[Dataset entries]
--- Begin ---

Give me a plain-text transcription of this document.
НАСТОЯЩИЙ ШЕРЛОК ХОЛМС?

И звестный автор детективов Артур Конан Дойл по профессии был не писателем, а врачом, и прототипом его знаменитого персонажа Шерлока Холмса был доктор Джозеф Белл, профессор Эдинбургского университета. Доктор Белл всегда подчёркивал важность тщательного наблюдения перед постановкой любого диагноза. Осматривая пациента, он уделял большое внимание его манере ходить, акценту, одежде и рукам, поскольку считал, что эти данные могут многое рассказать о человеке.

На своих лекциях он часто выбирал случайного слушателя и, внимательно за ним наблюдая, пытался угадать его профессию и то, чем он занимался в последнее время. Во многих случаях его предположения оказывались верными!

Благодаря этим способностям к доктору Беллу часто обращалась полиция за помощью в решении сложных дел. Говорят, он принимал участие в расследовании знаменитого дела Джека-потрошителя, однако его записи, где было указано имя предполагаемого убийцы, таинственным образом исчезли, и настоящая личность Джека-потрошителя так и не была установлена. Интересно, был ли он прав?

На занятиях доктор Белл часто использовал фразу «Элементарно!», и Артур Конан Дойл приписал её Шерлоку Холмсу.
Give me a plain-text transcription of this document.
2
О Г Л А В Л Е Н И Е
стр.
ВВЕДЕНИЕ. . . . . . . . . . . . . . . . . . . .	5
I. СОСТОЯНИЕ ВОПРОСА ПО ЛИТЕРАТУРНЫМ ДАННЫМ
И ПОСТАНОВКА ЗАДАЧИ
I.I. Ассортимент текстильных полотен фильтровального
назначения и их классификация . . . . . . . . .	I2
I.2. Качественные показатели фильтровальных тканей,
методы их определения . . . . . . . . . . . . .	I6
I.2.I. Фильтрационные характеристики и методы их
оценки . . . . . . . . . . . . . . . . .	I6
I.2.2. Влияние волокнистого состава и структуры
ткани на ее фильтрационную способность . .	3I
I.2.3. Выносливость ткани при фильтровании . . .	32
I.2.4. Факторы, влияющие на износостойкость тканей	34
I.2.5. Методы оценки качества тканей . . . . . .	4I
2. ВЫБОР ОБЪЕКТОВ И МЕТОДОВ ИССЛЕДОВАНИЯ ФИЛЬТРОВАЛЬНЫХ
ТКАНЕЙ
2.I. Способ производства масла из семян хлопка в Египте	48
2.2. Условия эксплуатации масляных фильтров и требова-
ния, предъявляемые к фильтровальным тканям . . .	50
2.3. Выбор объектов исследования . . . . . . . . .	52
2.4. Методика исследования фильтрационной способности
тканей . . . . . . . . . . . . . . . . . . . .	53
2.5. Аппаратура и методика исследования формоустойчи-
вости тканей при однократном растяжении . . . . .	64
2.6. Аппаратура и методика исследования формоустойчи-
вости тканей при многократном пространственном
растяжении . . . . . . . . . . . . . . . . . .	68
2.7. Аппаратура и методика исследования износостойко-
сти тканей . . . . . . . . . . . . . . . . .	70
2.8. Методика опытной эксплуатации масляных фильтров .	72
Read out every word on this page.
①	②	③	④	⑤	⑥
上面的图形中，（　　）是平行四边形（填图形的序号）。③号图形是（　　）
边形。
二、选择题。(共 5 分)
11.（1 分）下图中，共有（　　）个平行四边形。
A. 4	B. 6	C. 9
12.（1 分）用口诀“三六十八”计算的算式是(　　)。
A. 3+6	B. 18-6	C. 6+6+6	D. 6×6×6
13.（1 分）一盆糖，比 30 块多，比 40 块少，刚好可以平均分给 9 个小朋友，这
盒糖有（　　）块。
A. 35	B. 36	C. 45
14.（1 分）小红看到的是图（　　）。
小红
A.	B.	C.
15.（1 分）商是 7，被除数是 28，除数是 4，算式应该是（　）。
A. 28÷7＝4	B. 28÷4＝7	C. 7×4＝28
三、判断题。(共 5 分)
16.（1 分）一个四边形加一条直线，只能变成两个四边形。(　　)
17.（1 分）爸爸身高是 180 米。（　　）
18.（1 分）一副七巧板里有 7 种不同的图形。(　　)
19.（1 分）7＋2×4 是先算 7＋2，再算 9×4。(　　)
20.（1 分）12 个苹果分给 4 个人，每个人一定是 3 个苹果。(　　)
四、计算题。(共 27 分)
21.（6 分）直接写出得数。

--- End ---

• [INSTRUCTIONS TO FOLLOW] Return what is listed above, exactly and completely.

• [REPLY]
Give me a plain-text transcription of this document.
НАСТОЯЩИЙ ШЕРЛОК ХОЛМС?

И звестный автор детективов Артур Конан Дойл по профессии был не писателем, а врачом, и прототипом его знаменитого персонажа Шерлока Холмса был доктор Джозеф Белл, профессор Эдинбургского университета. Доктор Белл всегда подчёркивал важность тщательного наблюдения перед постановкой любого диагноза. Осматривая пациента, он уделял большое внимание его манере ходить, акценту, одежде и рукам, поскольку считал, что эти данные могут многое рассказать о человеке.

На своих лекциях он часто выбирал случайного слушателя и, внимательно за ним наблюдая, пытался угадать его профессию и то, чем он занимался в последнее время. Во многих случаях его предположения оказывались верными!

Благодаря этим способностям к доктору Беллу часто обращалась полиция за помощью в решении сложных дел. Говорят, он принимал участие в расследовании знаменитого дела Джека-потрошителя, однако его записи, где было указано имя предполагаемого убийцы, таинственным образом исчезли, и настоящая личность Джека-потрошителя так и не была установлена. Интересно, был ли он прав?

На занятиях доктор Белл часто использовал фразу «Элементарно!», и Артур Конан Дойл приписал её Шерлоку Холмсу.
Give me a plain-text transcription of this document.
2
О Г Л А В Л Е Н И Е
стр.
ВВЕДЕНИЕ. . . . . . . . . . . . . . . . . . . .	5
I. СОСТОЯНИЕ ВОПРОСА ПО ЛИТЕРАТУРНЫМ ДАННЫМ
И ПОСТАНОВКА ЗАДАЧИ
I.I. Ассортимент текстильных полотен фильтровального
назначения и их классификация . . . . . . . . .	I2
I.2. Качественные показатели фильтровальных тканей,
методы их определения . . . . . . . . . . . . .	I6
I.2.I. Фильтрационные характеристики и методы их
оценки . . . . . . . . . . . . . . . . .	I6
I.2.2. Влияние волокнистого состава и структуры
ткани на ее фильтрационную способность . .	3I
I.2.3. Выносливость ткани при фильтровании . . .	32
I.2.4. Факторы, влияющие на износостойкость тканей	34
I.2.5. Методы оценки качества тканей . . . . . .	4I
2. ВЫБОР ОБЪЕКТОВ И МЕТОДОВ ИССЛЕДОВАНИЯ ФИЛЬТРОВАЛЬНЫХ
ТКАНЕЙ
2.I. Способ производства масла из семян хлопка в Египте	48
2.2. Условия эксплуатации масляных фильтров и требова-
ния, предъявляемые к фильтровальным тканям . . .	50
2.3. Выбор объектов исследования . . . . . . . . .	52
2.4. Методика исследования фильтрационной способности
тканей . . . . . . . . . . . . . . . . . . . .	53
2.5. Аппаратура и методика исследования формоустойчи-
вости тканей при однократном растяжении . . . . .	64
2.6. Аппаратура и методика исследования формоустойчи-
вости тканей при многократном пространственном
растяжении . . . . . . . . . . . . . . . . . .	68
2.7. Аппаратура и методика исследования износостойко-
сти тканей . . . . . . . . . . . . . . . . .	70
2.8. Методика опытной эксплуатации масляных фильтров .	72
Read out every word on this page.
①	②	③	④	⑤	⑥
上面的图形中，（　　）是平行四边形（填图形的序号）。③号图形是（　　）
边形。
二、选择题。(共 5 分)
11.（1 分）下图中，共有（　　）个平行四边形。
A. 4	B. 6	C. 9
12.（1 分）用口诀“三六十八”计算的算式是(　　)。
A. 3+6	B. 18-6	C. 6+6+6	D. 6×6×6
13.（1 分）一盆糖，比 30 块多，比 40 块少，刚好可以平均分给 9 个小朋友，这
盒糖有（　　）块。
A. 35	B. 36	C. 45
14.（1 分）小红看到的是图（　　）。
小红
A.	B.	C.
15.（1 分）商是 7，被除数是 28，除数是 4，算式应该是（　）。
A. 28÷7＝4	B. 28÷4＝7	C. 7×4＝28
三、判断题。(共 5 分)
16.（1 分）一个四边形加一条直线，只能变成两个四边形。(　　)
17.（1 分）爸爸身高是 180 米。（　　）
18.（1 分）一副七巧板里有 7 种不同的图形。(　　)
19.（1 分）7＋2×4 是先算 7＋2，再算 9×4。(　　)
20.（1 分）12 个苹果分给 4 个人，每个人一定是 3 个苹果。(　　)
四、计算题。(共 27 分)
21.（6 分）直接写出得数。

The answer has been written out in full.